Task description: Copy each line that holds "Production".

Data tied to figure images
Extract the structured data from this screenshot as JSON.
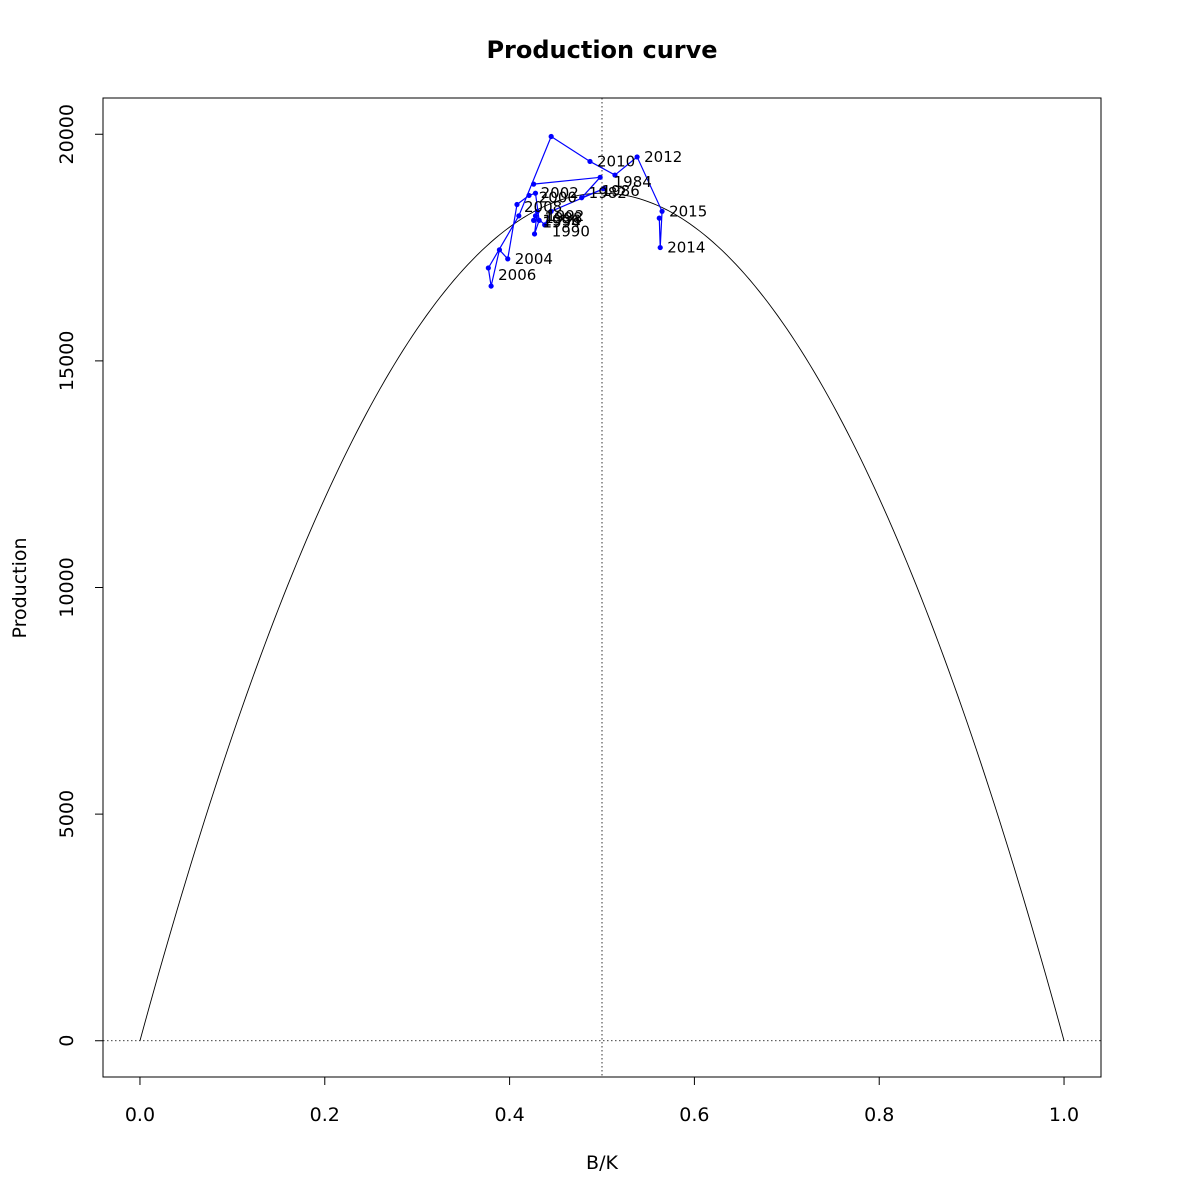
{
  "chart_data": {
    "type": "line",
    "title": "Production curve",
    "xlabel": "B/K",
    "ylabel": "Production",
    "xlim": [
      -0.04,
      1.04
    ],
    "ylim": [
      -800,
      20800
    ],
    "x_ticks": [
      "0.0",
      "0.2",
      "0.4",
      "0.6",
      "0.8",
      "1.0"
    ],
    "y_ticks": [
      "0",
      "5000",
      "10000",
      "15000",
      "20000"
    ],
    "reference_lines": {
      "vertical_x": 0.5,
      "horizontal_y": 0,
      "style": "dotted"
    },
    "curve": {
      "type": "parabola",
      "formula": "4 * MSY * x * (1 - x)",
      "msy": 18700,
      "x_range": [
        0,
        1
      ],
      "color": "#000000"
    },
    "series": [
      {
        "color": "#0000ff",
        "points": [
          {
            "x": 0.426,
            "y": 18900
          },
          {
            "x": 0.498,
            "y": 19050
          },
          {
            "x": 0.478,
            "y": 18600
          },
          {
            "x": 0.502,
            "y": 18800
          },
          {
            "x": 0.445,
            "y": 18300
          },
          {
            "x": 0.438,
            "y": 18000
          },
          {
            "x": 0.428,
            "y": 18200
          },
          {
            "x": 0.426,
            "y": 18100
          },
          {
            "x": 0.43,
            "y": 18300
          },
          {
            "x": 0.427,
            "y": 17800
          },
          {
            "x": 0.432,
            "y": 18100
          },
          {
            "x": 0.428,
            "y": 18700
          },
          {
            "x": 0.421,
            "y": 18650
          },
          {
            "x": 0.408,
            "y": 18450
          },
          {
            "x": 0.398,
            "y": 17250
          },
          {
            "x": 0.389,
            "y": 17450
          },
          {
            "x": 0.38,
            "y": 16650
          },
          {
            "x": 0.377,
            "y": 17050
          },
          {
            "x": 0.41,
            "y": 18200
          },
          {
            "x": 0.445,
            "y": 19950
          },
          {
            "x": 0.487,
            "y": 19400
          },
          {
            "x": 0.514,
            "y": 19100
          },
          {
            "x": 0.538,
            "y": 19500
          },
          {
            "x": 0.565,
            "y": 18300
          },
          {
            "x": 0.563,
            "y": 17500
          },
          {
            "x": 0.562,
            "y": 18150
          }
        ]
      }
    ],
    "annotations": [
      {
        "text": "2010",
        "x": 0.487,
        "y": 19400
      },
      {
        "text": "2012",
        "x": 0.538,
        "y": 19500
      },
      {
        "text": "1984",
        "x": 0.505,
        "y": 18950
      },
      {
        "text": "1982",
        "x": 0.478,
        "y": 18700
      },
      {
        "text": "1986",
        "x": 0.492,
        "y": 18750
      },
      {
        "text": "2002",
        "x": 0.426,
        "y": 18700
      },
      {
        "text": "2000",
        "x": 0.424,
        "y": 18600
      },
      {
        "text": "2008",
        "x": 0.408,
        "y": 18400
      },
      {
        "text": "1992",
        "x": 0.432,
        "y": 18200
      },
      {
        "text": "1998",
        "x": 0.43,
        "y": 18150
      },
      {
        "text": "1996",
        "x": 0.428,
        "y": 18100
      },
      {
        "text": "1994",
        "x": 0.428,
        "y": 18050
      },
      {
        "text": "1990",
        "x": 0.438,
        "y": 17850
      },
      {
        "text": "2004",
        "x": 0.398,
        "y": 17250
      },
      {
        "text": "2006",
        "x": 0.38,
        "y": 16900
      },
      {
        "text": "2015",
        "x": 0.565,
        "y": 18300
      },
      {
        "text": "2014",
        "x": 0.563,
        "y": 17500
      }
    ]
  }
}
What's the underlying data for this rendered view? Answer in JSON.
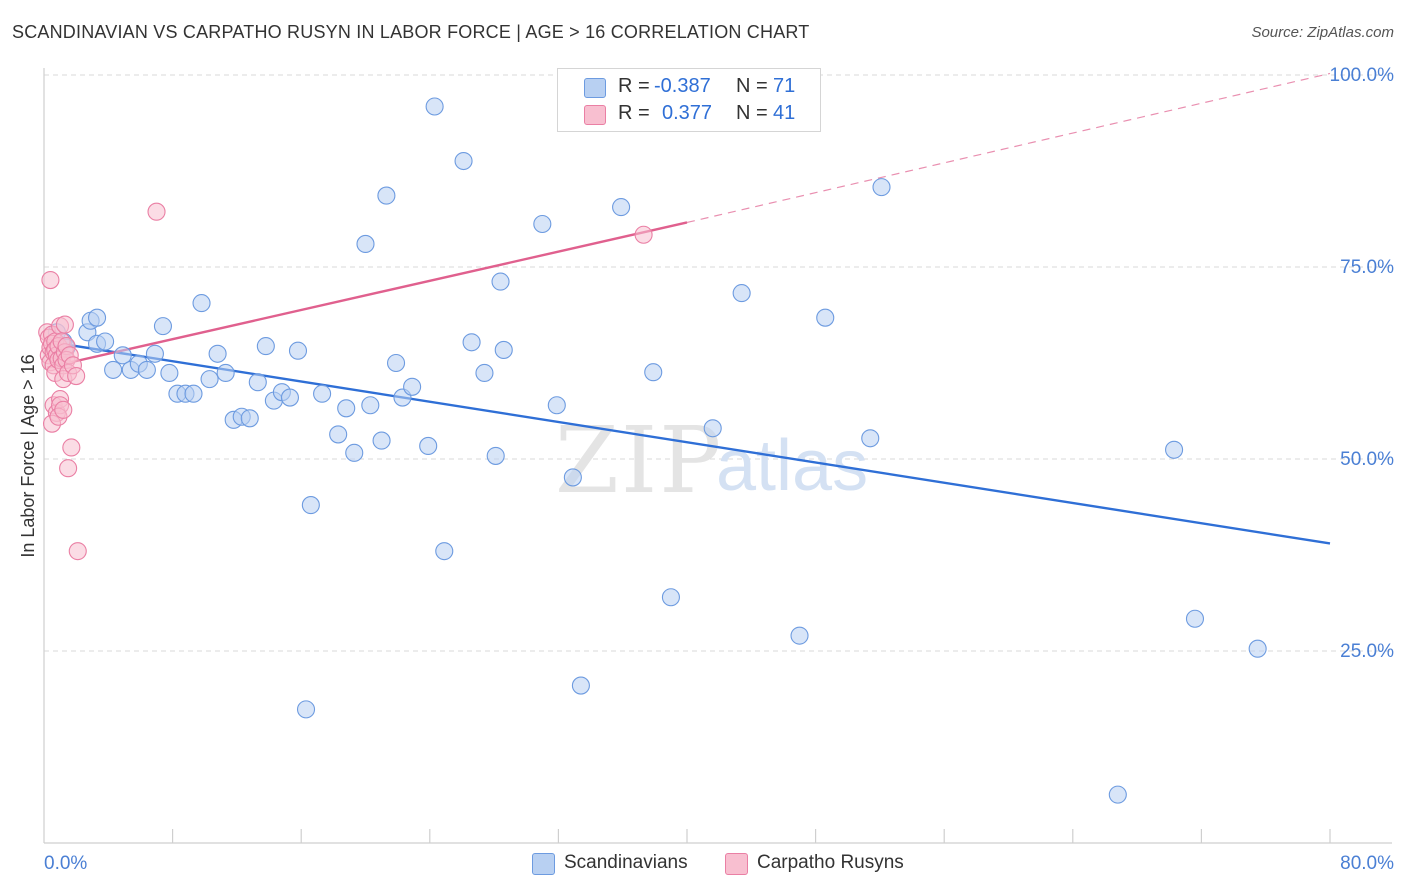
{
  "title": "SCANDINAVIAN VS CARPATHO RUSYN IN LABOR FORCE | AGE > 16 CORRELATION CHART",
  "source": "Source: ZipAtlas.com",
  "watermark": {
    "zip": "ZIP",
    "atlas": "atlas"
  },
  "colors": {
    "blue_fill": "#b8d0f2",
    "blue_stroke": "#6d9be0",
    "blue_line": "#2f6fd6",
    "pink_fill": "#f8bfd0",
    "pink_stroke": "#ea7fa4",
    "pink_line": "#e0608e",
    "grid": "#d9d9d9",
    "tick_label": "#4a7fd4"
  },
  "legend": {
    "rows": [
      {
        "r_label": "R =",
        "r_value": "-0.387",
        "n_label": "N =",
        "n_value": "71"
      },
      {
        "r_label": "R =",
        "r_value": "0.377",
        "n_label": "N =",
        "n_value": "41"
      }
    ]
  },
  "bottom_legend": {
    "series1": "Scandinavians",
    "series2": "Carpatho Rusyns"
  },
  "chart_data": {
    "type": "scatter",
    "title": "SCANDINAVIAN VS CARPATHO RUSYN IN LABOR FORCE | AGE > 16 CORRELATION CHART",
    "xlabel": "",
    "ylabel": "In Labor Force | Age > 16",
    "xlim": [
      0,
      80
    ],
    "ylim": [
      0,
      100
    ],
    "x_tick_labels": [
      "0.0%",
      "80.0%"
    ],
    "y_tick_labels": [
      "25.0%",
      "50.0%",
      "75.0%",
      "100.0%"
    ],
    "y_ticks": [
      25,
      50,
      75,
      100
    ],
    "grid": true,
    "legend_position": "top-center",
    "series": [
      {
        "name": "Scandinavians",
        "color": "#6d9be0",
        "trendline": {
          "x": [
            0.5,
            80
          ],
          "y": [
            65.2,
            39.0
          ],
          "style": "solid"
        },
        "points": [
          [
            0.8,
            66.5
          ],
          [
            1.2,
            65.3
          ],
          [
            1.4,
            64.5
          ],
          [
            2.7,
            66.5
          ],
          [
            2.9,
            68.0
          ],
          [
            3.3,
            68.4
          ],
          [
            3.3,
            65.0
          ],
          [
            3.8,
            65.3
          ],
          [
            4.3,
            61.6
          ],
          [
            4.9,
            63.5
          ],
          [
            5.4,
            61.6
          ],
          [
            5.9,
            62.4
          ],
          [
            6.4,
            61.6
          ],
          [
            6.9,
            63.7
          ],
          [
            7.4,
            67.3
          ],
          [
            7.8,
            61.2
          ],
          [
            8.3,
            58.5
          ],
          [
            8.8,
            58.5
          ],
          [
            9.3,
            58.5
          ],
          [
            9.8,
            70.3
          ],
          [
            10.3,
            60.4
          ],
          [
            10.8,
            63.7
          ],
          [
            11.3,
            61.2
          ],
          [
            11.8,
            55.1
          ],
          [
            12.3,
            55.5
          ],
          [
            12.8,
            55.3
          ],
          [
            13.3,
            60.0
          ],
          [
            13.8,
            64.7
          ],
          [
            14.3,
            57.6
          ],
          [
            14.8,
            58.7
          ],
          [
            15.3,
            58.0
          ],
          [
            15.8,
            64.1
          ],
          [
            16.3,
            17.4
          ],
          [
            16.6,
            44.0
          ],
          [
            17.3,
            58.5
          ],
          [
            18.3,
            53.2
          ],
          [
            18.8,
            56.6
          ],
          [
            19.3,
            50.8
          ],
          [
            20.0,
            78.0
          ],
          [
            20.3,
            57.0
          ],
          [
            21.0,
            52.4
          ],
          [
            21.3,
            84.3
          ],
          [
            21.9,
            62.5
          ],
          [
            22.3,
            58.0
          ],
          [
            22.9,
            59.4
          ],
          [
            23.9,
            51.7
          ],
          [
            24.3,
            95.9
          ],
          [
            24.9,
            38.0
          ],
          [
            26.1,
            88.8
          ],
          [
            26.6,
            65.2
          ],
          [
            27.4,
            61.2
          ],
          [
            28.1,
            50.4
          ],
          [
            28.4,
            73.1
          ],
          [
            28.6,
            64.2
          ],
          [
            31.0,
            80.6
          ],
          [
            31.9,
            57.0
          ],
          [
            32.9,
            47.6
          ],
          [
            33.4,
            20.5
          ],
          [
            35.9,
            82.8
          ],
          [
            37.9,
            61.3
          ],
          [
            39.0,
            32.0
          ],
          [
            41.6,
            54.0
          ],
          [
            43.4,
            71.6
          ],
          [
            47.0,
            27.0
          ],
          [
            48.6,
            68.4
          ],
          [
            51.4,
            52.7
          ],
          [
            52.1,
            85.4
          ],
          [
            70.3,
            51.2
          ],
          [
            66.8,
            6.3
          ],
          [
            71.6,
            29.2
          ],
          [
            75.5,
            25.3
          ]
        ]
      },
      {
        "name": "Carpatho Rusyns",
        "color": "#ea7fa4",
        "trendline": {
          "x": [
            0.2,
            40
          ],
          "y": [
            61.9,
            80.8
          ],
          "style": "solid",
          "extended": {
            "x": [
              40,
              80
            ],
            "y": [
              80.8,
              100.2
            ],
            "style": "dashed"
          }
        },
        "points": [
          [
            0.2,
            66.5
          ],
          [
            0.3,
            65.8
          ],
          [
            0.3,
            63.5
          ],
          [
            0.4,
            64.5
          ],
          [
            0.4,
            62.6
          ],
          [
            0.5,
            66.2
          ],
          [
            0.5,
            65.0
          ],
          [
            0.6,
            63.9
          ],
          [
            0.6,
            62.2
          ],
          [
            0.6,
            57.0
          ],
          [
            0.7,
            65.3
          ],
          [
            0.7,
            64.2
          ],
          [
            0.7,
            61.2
          ],
          [
            0.8,
            63.5
          ],
          [
            0.8,
            56.0
          ],
          [
            0.9,
            64.7
          ],
          [
            0.9,
            62.9
          ],
          [
            1.0,
            67.3
          ],
          [
            1.0,
            57.8
          ],
          [
            1.0,
            57.0
          ],
          [
            1.1,
            65.3
          ],
          [
            1.1,
            63.1
          ],
          [
            1.2,
            62.2
          ],
          [
            1.2,
            60.4
          ],
          [
            1.3,
            67.5
          ],
          [
            1.3,
            63.9
          ],
          [
            1.4,
            64.7
          ],
          [
            1.4,
            62.9
          ],
          [
            1.5,
            48.8
          ],
          [
            1.5,
            61.2
          ],
          [
            1.6,
            63.5
          ],
          [
            1.7,
            51.5
          ],
          [
            1.8,
            62.2
          ],
          [
            2.0,
            60.8
          ],
          [
            2.1,
            38.0
          ],
          [
            0.4,
            73.3
          ],
          [
            0.5,
            54.6
          ],
          [
            0.9,
            55.5
          ],
          [
            1.2,
            56.4
          ],
          [
            7.0,
            82.2
          ],
          [
            37.3,
            79.2
          ]
        ]
      }
    ]
  }
}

Answer to this problem:
    "title": "Production curve",
    "ylabel": "Production",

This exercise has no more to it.